### WHAT YOU NEED TO DO
Report each line of the data that includes the word "Area".

### EXTRACTED ENTRIES

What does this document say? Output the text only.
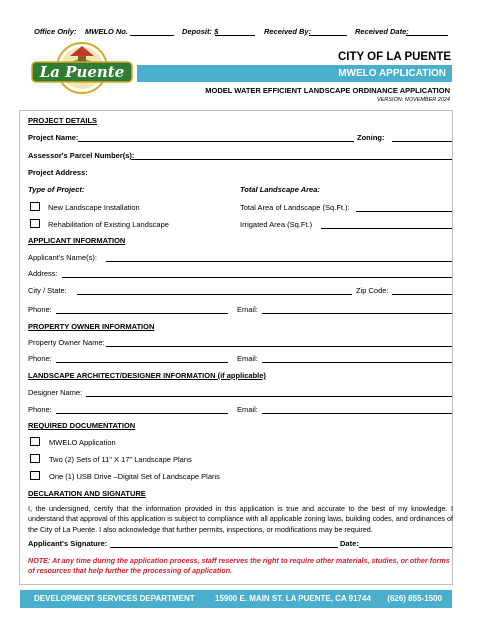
Office Only: MWELO No.	Deposit: $	Received By:	Received Date:
La Puente
CITY OF LA PUENTE
MWELO APPLICATION
MODEL WATER EFFICIENT LANDSCAPE ORDINANCE APPLICATION
VERSION: NOVEMBER 2024
PROJECT DETAILS
Project Name:	Zoning:
Assessor's Parcel Number(s):
Project Address:
Type of Project:	Total Landscape Area:
New Landscape Installation	Total Area of Landscape (Sq.Ft.):
Rehabilitation of Existing Landscape	Irrigated Area (Sq.Ft.)
APPLICANT INFORMATION
Applicant's Name(s):
Address:
City / State:	Zip Code:
Phone:	Email:
PROPERTY OWNER INFORMATION
Property Owner Name:
Phone:	Email:
LANDSCAPE ARCHITECT/DESIGNER INFORMATION (if applicable)
Designer Name:
Phone:	Email:
REQUIRED DOCUMENTATION
MWELO Application
Two (2) Sets of 11" X 17" Landscape Plans
One (1) USB Drive –Digital Set of Landscape Plans
DECLARATION AND SIGNATURE
I, the undersigned, certify that the information provided in this application is true and accurate to the best of my knowledge. I understand that approval of this application is subject to compliance with all applicable zoning laws, building codes, and ordinances of the City of La Puente. I also acknowledge that further permits, inspections, or modifications may be required.
Applicant's Signature:	Date:
NOTE: At any time during the application process, staff reserves the right to require other materials, studies, or other forms of resources that help further the processing of application.
DEVELOPMENT SERVICES DEPARTMENT	15900 E. MAIN ST. LA PUENTE, CA 91744 (626) 855-1500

### EXERCISE RESULT
Type of Project:	Total Landscape Area:
New Landscape Installation	Total Area of Landscape (Sq.Ft.):
Rehabilitation of Existing Landscape	Irrigated Area (Sq.Ft.)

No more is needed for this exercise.